I took a little more time out to play with netperf at these extreme
performance values, while puzzled about the performance knee observed
midway through the previous tests.

The three tests runs this evening (and captures!) are up at:

http://huchra.bufferbloat.net/~d/rc6-smoke-captures/

For test 3, I rebooted the router into it's default tx ring (64), and
set a txqueuelen of 128, running cubic...

Measured throughput was mildly better (admittedly on a fresh boot,
oprofile not even loaded) 229Mbit,
and we didn't have a drop off at all, so I'm still chasing that...

What I found interesting was the 10 second periodicity of the
drop-offs. My assumption is that this is a timer being fired from
somewhere (netperf?) that blocks the transmission...

http://huchra.bufferbloat.net/~d/rc6-smoke-captures/txqueuelen128and10seconddropcycle.png

test 4 will repeat the above sans oprofile, with the current default
cerowrt settings for dma tx (4) and txqueuelen 8. If I get to it
tonight.

On Tue, Aug 30, 2011 at 6:58 PM, Dave Taht <dave.taht@gmail.com> wrote:
> I have put the current rc6 smoketest up at:
>
> http://huchra.bufferbloat.net/~cero1/rc6-smoketest/
>
> So far it's proving very stable. Wireless performance is excellent and
> wired performance dramatically improved. No crash bugs thus far,
> though I had a scare...
>
> For the final rc6, which I hope to have done by friday, I'm in the
> process of cleanly re-assembling the patch set (sorry, the sources are
> a bit of a mess at present). For this rc, I'm hoping that a new
> iptables lands, in particular, and I have numerous other little things
> in the queue to sort out.
>
> All that said, getting oprofile running is not hard, and I do
> appreciate smoke testers helping out!!! as I don't think I'll be able
> to get another release candidate done before linux plumbers.
>
> install the correct image on your router from the above via web
> interface or sysupgrade -n
> reboot
> edit /etc/opkg.conf to have that url in it
> opkg update
> opkg install oprofile
> cd /tmp
> mkdir /tmp/oprofile
> wget http://huchra.bufferbloat.net/~d/rc6-smoke-captures/vmlinux
> opcontrol --vmlinux=/tmp/vmlinux --session-dir=/tmp/oprofile (saving
> profile data to flash is a bad idea)
>
> opcontrol --start
> # do your testing
> opcontrol --dump
>
> opreport -c # or whatever options you like.
>
>
> On Tue, Aug 30, 2011 at 6:45 PM, Dave Taht <dave.taht@gmail.com> wrote:
>> On Tue, Aug 30, 2011 at 6:01 PM, Rick Jones <rick.jones2@hp.com> wrote:
>>> On 08/30/2011 05:32 PM, Dave Taht wrote:
>>
>>>> It bugs me that iptables and conntrack eat so much cpu for what
>>>> is an internal-only connection, e.g. one that
>>>> doesn't need conntracking.
>>>
>>> The csum_partial is a bit surprising - I thought every NIC and its dog
>>> offered CKO these days - or is that something happening with
>>> ip_tables/contrack?

» DIRECTIONS
A. Answer each question from the router testing thread, one line per answer, marked like the questions.
(i) What txqueuelen was set for test 3?
(ii) What periodicity did the drop-offs show?
(iii) By what day does the writer hope to have the final rc6 done?
B. Write the next few lines of the router testing thread, starting right after its last line.

» DATASET EXTRACT
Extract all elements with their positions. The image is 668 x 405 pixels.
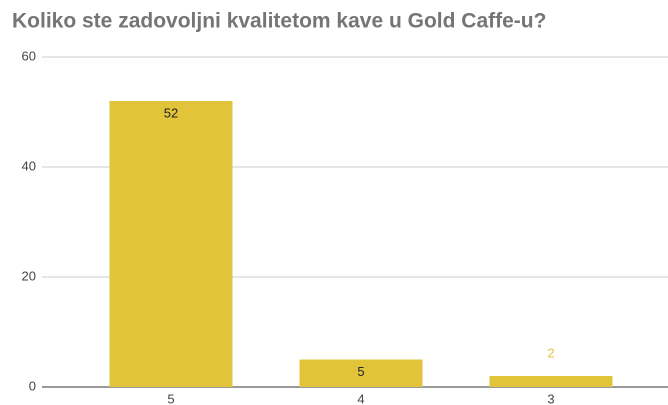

» RESPONSES FOR EACH TASK
A.
(i) 128
(ii) 10 seconds
(iii) Friday

B.
>>
>> If this chipset supports it, so far as I know, it isn't documented or
>> implemented.
>>
>>> I also thought that Linux used an integrated
>>> copy/checksum in at least one direction, or did that go away when CKO became
>>> prevalent?
>>
>> Don't know.
>>
>>>
>>> If this is inbound, and there is just plain checksumming and not anything
>>> funny from conntrack, I would have expected checksum to be much larger than
>>> copy.  Checksum (in the inbound direction) will take the cache misses and
>>> the copy would not.  Unless... the data cache of the processor is getting
>>> completely trashed - say from the netserver running on the router not
>>> keeping up with the inbound data fully and so the copy gets "far away" from
>>> the checksum verification.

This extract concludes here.